● Exercise aim
Reproduce the complete listing without any deviation.

Excerpt from a dataset:
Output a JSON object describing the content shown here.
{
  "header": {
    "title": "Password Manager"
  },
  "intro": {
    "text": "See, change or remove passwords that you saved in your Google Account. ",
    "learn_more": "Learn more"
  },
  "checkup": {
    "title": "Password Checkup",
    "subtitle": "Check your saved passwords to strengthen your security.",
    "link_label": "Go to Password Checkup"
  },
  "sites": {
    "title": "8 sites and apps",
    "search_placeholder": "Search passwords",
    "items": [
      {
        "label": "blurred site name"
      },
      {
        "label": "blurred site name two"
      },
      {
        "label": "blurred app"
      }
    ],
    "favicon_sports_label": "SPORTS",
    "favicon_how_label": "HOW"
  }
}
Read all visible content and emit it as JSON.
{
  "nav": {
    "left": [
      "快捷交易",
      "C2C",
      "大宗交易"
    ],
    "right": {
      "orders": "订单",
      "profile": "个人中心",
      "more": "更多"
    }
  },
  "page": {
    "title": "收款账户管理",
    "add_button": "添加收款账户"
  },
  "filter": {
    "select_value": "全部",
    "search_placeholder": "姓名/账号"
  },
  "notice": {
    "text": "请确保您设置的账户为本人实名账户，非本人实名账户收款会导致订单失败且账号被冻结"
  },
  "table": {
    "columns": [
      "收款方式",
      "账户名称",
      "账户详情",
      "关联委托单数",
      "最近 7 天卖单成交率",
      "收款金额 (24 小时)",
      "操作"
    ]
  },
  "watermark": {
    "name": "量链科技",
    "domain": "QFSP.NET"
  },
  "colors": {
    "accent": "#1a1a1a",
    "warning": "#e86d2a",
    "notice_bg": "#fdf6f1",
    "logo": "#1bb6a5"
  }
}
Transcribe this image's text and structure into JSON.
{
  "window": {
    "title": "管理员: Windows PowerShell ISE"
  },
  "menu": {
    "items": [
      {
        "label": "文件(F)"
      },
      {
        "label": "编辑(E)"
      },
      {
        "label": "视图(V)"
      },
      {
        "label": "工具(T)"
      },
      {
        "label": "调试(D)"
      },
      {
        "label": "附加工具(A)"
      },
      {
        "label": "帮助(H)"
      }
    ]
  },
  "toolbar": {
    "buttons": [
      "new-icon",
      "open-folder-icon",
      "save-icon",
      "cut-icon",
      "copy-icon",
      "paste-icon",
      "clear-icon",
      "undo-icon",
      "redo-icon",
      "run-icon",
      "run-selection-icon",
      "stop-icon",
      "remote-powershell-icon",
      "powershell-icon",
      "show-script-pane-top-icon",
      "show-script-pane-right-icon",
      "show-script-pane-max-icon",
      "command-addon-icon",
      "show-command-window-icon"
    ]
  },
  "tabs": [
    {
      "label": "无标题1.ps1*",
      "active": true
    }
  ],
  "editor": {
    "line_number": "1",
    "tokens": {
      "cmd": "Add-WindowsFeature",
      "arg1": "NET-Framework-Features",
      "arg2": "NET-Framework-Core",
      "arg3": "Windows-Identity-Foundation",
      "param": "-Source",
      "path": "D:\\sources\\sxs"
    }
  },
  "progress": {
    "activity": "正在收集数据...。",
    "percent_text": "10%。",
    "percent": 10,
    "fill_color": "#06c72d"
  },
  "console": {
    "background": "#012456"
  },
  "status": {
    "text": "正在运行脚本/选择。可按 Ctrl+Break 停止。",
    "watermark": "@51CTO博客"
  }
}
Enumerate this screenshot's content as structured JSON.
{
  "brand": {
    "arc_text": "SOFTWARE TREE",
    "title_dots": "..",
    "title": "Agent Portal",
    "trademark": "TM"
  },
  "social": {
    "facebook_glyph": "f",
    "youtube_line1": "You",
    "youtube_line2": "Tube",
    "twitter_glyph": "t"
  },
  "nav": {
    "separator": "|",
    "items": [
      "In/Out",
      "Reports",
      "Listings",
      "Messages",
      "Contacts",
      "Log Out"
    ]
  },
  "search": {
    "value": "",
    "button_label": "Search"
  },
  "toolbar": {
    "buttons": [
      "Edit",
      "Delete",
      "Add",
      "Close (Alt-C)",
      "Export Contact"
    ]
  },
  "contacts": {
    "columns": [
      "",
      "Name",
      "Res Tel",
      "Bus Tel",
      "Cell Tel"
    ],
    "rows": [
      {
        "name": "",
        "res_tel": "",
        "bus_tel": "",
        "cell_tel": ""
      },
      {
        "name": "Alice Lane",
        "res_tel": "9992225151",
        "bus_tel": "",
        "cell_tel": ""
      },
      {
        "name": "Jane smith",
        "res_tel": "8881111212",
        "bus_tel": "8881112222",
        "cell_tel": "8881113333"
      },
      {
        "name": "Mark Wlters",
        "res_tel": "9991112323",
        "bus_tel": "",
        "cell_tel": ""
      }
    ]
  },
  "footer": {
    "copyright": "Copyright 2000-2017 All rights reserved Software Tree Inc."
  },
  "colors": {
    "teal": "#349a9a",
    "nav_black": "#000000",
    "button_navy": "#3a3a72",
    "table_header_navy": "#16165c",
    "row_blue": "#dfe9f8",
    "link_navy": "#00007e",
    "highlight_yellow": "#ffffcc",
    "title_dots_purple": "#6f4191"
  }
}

● Final result
Output a JSON object describing the content shown here.
{
  "header": {
    "title": "Password Manager"
  },
  "intro": {
    "text": "See, change or remove passwords that you saved in your Google Account. ",
    "learn_more": "Learn more"
  },
  "checkup": {
    "title": "Password Checkup",
    "subtitle": "Check your saved passwords to strengthen your security.",
    "link_label": "Go to Password Checkup"
  },
  "sites": {
    "title": "8 sites and apps",
    "search_placeholder": "Search passwords",
    "items": [
      {
        "label": "blurred site name"
      },
      {
        "label": "blurred site name two"
      },
      {
        "label": "blurred app"
      }
    ],
    "favicon_sports_label": "SPORTS",
    "favicon_how_label": "HOW"
  }
}
Read all visible content and emit it as JSON.
{
  "nav": {
    "left": [
      "快捷交易",
      "C2C",
      "大宗交易"
    ],
    "right": {
      "orders": "订单",
      "profile": "个人中心",
      "more": "更多"
    }
  },
  "page": {
    "title": "收款账户管理",
    "add_button": "添加收款账户"
  },
  "filter": {
    "select_value": "全部",
    "search_placeholder": "姓名/账号"
  },
  "notice": {
    "text": "请确保您设置的账户为本人实名账户，非本人实名账户收款会导致订单失败且账号被冻结"
  },
  "table": {
    "columns": [
      "收款方式",
      "账户名称",
      "账户详情",
      "关联委托单数",
      "最近 7 天卖单成交率",
      "收款金额 (24 小时)",
      "操作"
    ]
  },
  "watermark": {
    "name": "量链科技",
    "domain": "QFSP.NET"
  },
  "colors": {
    "accent": "#1a1a1a",
    "warning": "#e86d2a",
    "notice_bg": "#fdf6f1",
    "logo": "#1bb6a5"
  }
}
Transcribe this image's text and structure into JSON.
{
  "window": {
    "title": "管理员: Windows PowerShell ISE"
  },
  "menu": {
    "items": [
      {
        "label": "文件(F)"
      },
      {
        "label": "编辑(E)"
      },
      {
        "label": "视图(V)"
      },
      {
        "label": "工具(T)"
      },
      {
        "label": "调试(D)"
      },
      {
        "label": "附加工具(A)"
      },
      {
        "label": "帮助(H)"
      }
    ]
  },
  "toolbar": {
    "buttons": [
      "new-icon",
      "open-folder-icon",
      "save-icon",
      "cut-icon",
      "copy-icon",
      "paste-icon",
      "clear-icon",
      "undo-icon",
      "redo-icon",
      "run-icon",
      "run-selection-icon",
      "stop-icon",
      "remote-powershell-icon",
      "powershell-icon",
      "show-script-pane-top-icon",
      "show-script-pane-right-icon",
      "show-script-pane-max-icon",
      "command-addon-icon",
      "show-command-window-icon"
    ]
  },
  "tabs": [
    {
      "label": "无标题1.ps1*",
      "active": true
    }
  ],
  "editor": {
    "line_number": "1",
    "tokens": {
      "cmd": "Add-WindowsFeature",
      "arg1": "NET-Framework-Features",
      "arg2": "NET-Framework-Core",
      "arg3": "Windows-Identity-Foundation",
      "param": "-Source",
      "path": "D:\\sources\\sxs"
    }
  },
  "progress": {
    "activity": "正在收集数据...。",
    "percent_text": "10%。",
    "percent": 10,
    "fill_color": "#06c72d"
  },
  "console": {
    "background": "#012456"
  },
  "status": {
    "text": "正在运行脚本/选择。可按 Ctrl+Break 停止。",
    "watermark": "@51CTO博客"
  }
}
Enumerate this screenshot's content as structured JSON.
{
  "brand": {
    "arc_text": "SOFTWARE TREE",
    "title_dots": "..",
    "title": "Agent Portal",
    "trademark": "TM"
  },
  "social": {
    "facebook_glyph": "f",
    "youtube_line1": "You",
    "youtube_line2": "Tube",
    "twitter_glyph": "t"
  },
  "nav": {
    "separator": "|",
    "items": [
      "In/Out",
      "Reports",
      "Listings",
      "Messages",
      "Contacts",
      "Log Out"
    ]
  },
  "search": {
    "value": "",
    "button_label": "Search"
  },
  "toolbar": {
    "buttons": [
      "Edit",
      "Delete",
      "Add",
      "Close (Alt-C)",
      "Export Contact"
    ]
  },
  "contacts": {
    "columns": [
      "",
      "Name",
      "Res Tel",
      "Bus Tel",
      "Cell Tel"
    ],
    "rows": [
      {
        "name": "",
        "res_tel": "",
        "bus_tel": "",
        "cell_tel": ""
      },
      {
        "name": "Alice Lane",
        "res_tel": "9992225151",
        "bus_tel": "",
        "cell_tel": ""
      },
      {
        "name": "Jane smith",
        "res_tel": "8881111212",
        "bus_tel": "8881112222",
        "cell_tel": "8881113333"
      },
      {
        "name": "Mark Wlters",
        "res_tel": "9991112323",
        "bus_tel": "",
        "cell_tel": ""
      }
    ]
  },
  "footer": {
    "copyright": "Copyright 2000-2017 All rights reserved Software Tree Inc."
  },
  "colors": {
    "teal": "#349a9a",
    "nav_black": "#000000",
    "button_navy": "#3a3a72",
    "table_header_navy": "#16165c",
    "row_blue": "#dfe9f8",
    "link_navy": "#00007e",
    "highlight_yellow": "#ffffcc",
    "title_dots_purple": "#6f4191"
  }
}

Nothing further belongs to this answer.